▶ Reading passage
......

# River Fal from Google Earth.



## Old Janner (Mar 11, 2009)

Have just had a look at the River Fal from Google and noticed on the Tolverne site of the moorings, there is a large cargo ship, with a smaller one tied alongside.
To the stern of these two is another ship that looks to be half submerged, just the for deck and the bows showing color above the water, looks to be a ship about four thousand tons.

_It's probably sitting on some of my fishing hooks I lost up there when I was on the Laid up BP Tankers.
_
Does anybody have the name of the ship or some history behind this ?

Old Janner.


----------



## MikeK (Jul 3, 2007)

Hi just had a quick magic carpet ride on Google Earth to see what you mentioned, most strange ! She certainly looks half sunk which surely must have caused comment somewhere ! I did notice that she is the sister ship of the smaller one tied up alongside the big one. The heli deck aft on both suggest some sort of research or standby ships maybe ?

Mike


----------



## chadburn (Jun 2, 2008)

The vessel appear's to be the MV Windsor Castle which I believe was a former Irish Bouy/Lighthouse? mtce vessel, it also appears to be a shadow across her Stern.


----------



## A.D.FROST (Sep 1, 2008)

unknown ship (under cloudshadow),TAMAMINA (ex.CRESTBANK) together with WINDSOR CASTLE (Bamfords Boat)


----------



## Old Janner (Mar 11, 2009)

chadburn said:


> The vessel appear's to be the MV Windsor Castle which I believe was a former Irish Bouy/Lighthouse? mtce vessel, it also appears to be a shadow across her Stern.

......

▶ The tasks
**A)** Decide whether each statement below agrees with the River Fal thread. Answer yes or no for each, and quote the words of the thread that decide it.
(i) Old Janner estimates the half-submerged ship at about four thousand tons.
(ii) MikeK says the half-sunk ship is the sister ship of the large cargo ship.
(iii) chadburn identifies the vessel as the MV Windsor Castle.
**B)** Copy a passage from the River Fal thread word for word. Begin at the words "## MikeK (Jul" and stop after "ships maybe ?".
**C)** In the River Fal thread, which ship does A.D.FROST describe as Bamfords Boat?

......

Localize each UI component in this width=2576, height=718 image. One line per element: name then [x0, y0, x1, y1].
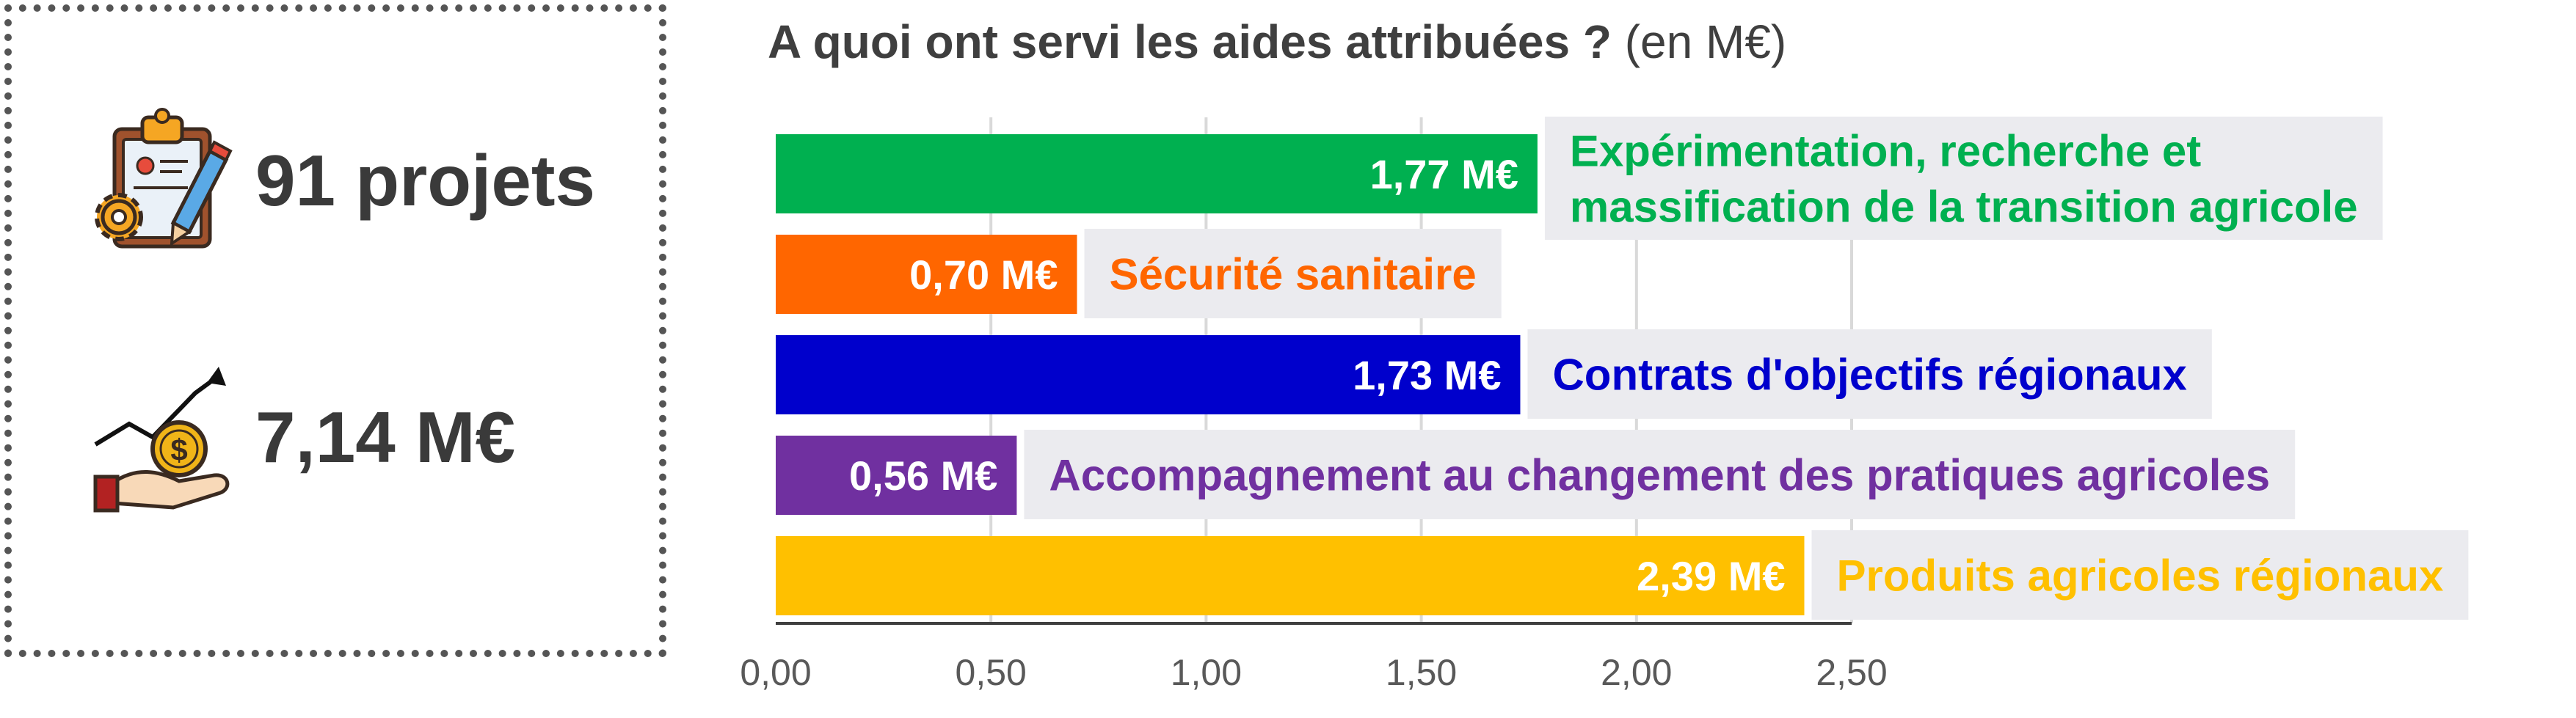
category-label-0-line-1: massification de la transition agricole	[1570, 183, 2358, 232]
x-tick-label-5: 2,50	[1816, 652, 1887, 693]
bar-0	[776, 134, 1538, 213]
clipboard-pencil-gear-icon	[95, 108, 233, 249]
kpi-panel: 91 projets $ 7,14 M€	[4, 4, 666, 657]
chart-title: A quoi ont servi les aides attribuées ? …	[768, 15, 1786, 69]
x-tick-label-2: 1,00	[1171, 652, 1242, 693]
value-label-0: 1,77 M€	[1370, 151, 1518, 197]
x-tick-label-1: 0,50	[956, 652, 1027, 693]
value-label-4: 2,39 M€	[1637, 553, 1785, 599]
category-label-bg-0	[1544, 117, 2383, 240]
kpi-amount-value: 7,14 M€	[255, 396, 516, 477]
x-tick-label-3: 1,50	[1386, 652, 1457, 693]
kpi-amount: $ 7,14 M€	[85, 356, 515, 518]
value-label-3: 0,56 M€	[849, 453, 997, 499]
category-label-1: Sécurité sanitaire	[1109, 250, 1476, 299]
category-label-bg-4	[1811, 530, 2469, 620]
bar-3	[776, 436, 1017, 515]
svg-text:$: $	[170, 433, 187, 467]
bar-2	[776, 335, 1521, 414]
category-label-3: Accompagnement au changement des pratiqu…	[1049, 451, 2270, 500]
category-label-0-line-0: Expérimentation, recherche et	[1570, 127, 2201, 176]
kpi-projects: 91 projets	[85, 100, 595, 261]
bar-4	[776, 536, 1805, 615]
category-label-bg-3	[1024, 430, 2296, 519]
category-label-bg-1	[1084, 229, 1502, 318]
category-label-4: Produits agricoles régionaux	[1836, 552, 2443, 601]
x-tick-label-0: 0,00	[740, 652, 811, 693]
value-label-2: 1,73 M€	[1353, 352, 1501, 398]
hand-coin-growth-icon: $	[93, 367, 230, 513]
category-label-bg-2	[1527, 329, 2212, 419]
chart-title-unit: (en M€)	[1624, 15, 1787, 68]
chart-title-text: A quoi ont servi les aides attribuées ?	[768, 15, 1612, 68]
category-label-2: Contrats d'objectifs régionaux	[1552, 351, 2186, 400]
value-label-1: 0,70 M€	[909, 252, 1058, 298]
bar-1	[776, 235, 1077, 314]
x-tick-label-4: 2,00	[1601, 652, 1672, 693]
kpi-projects-value: 91 projets	[255, 139, 595, 221]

......

▶ Answers to the exercise
**A)**
(i) Yes: "looks to be a ship about four thousand tons."
(ii) No: "she is the sister ship of the smaller one tied up alongside the big one."
(iii) Yes: "The vessel appear's to be the MV Windsor Castle"

**B)**
## MikeK (Jul 3, 2007)

Hi just had a quick magic carpet ride on Google Earth to see what you mentioned, most strange ! She certainly looks half sunk which surely must have caused comment somewhere ! I did notice that she is the sister ship of the smaller one tied up alongside the big one. The heli deck aft on both suggest some sort of research or standby ships maybe ?

**C)** WINDSOR CASTLE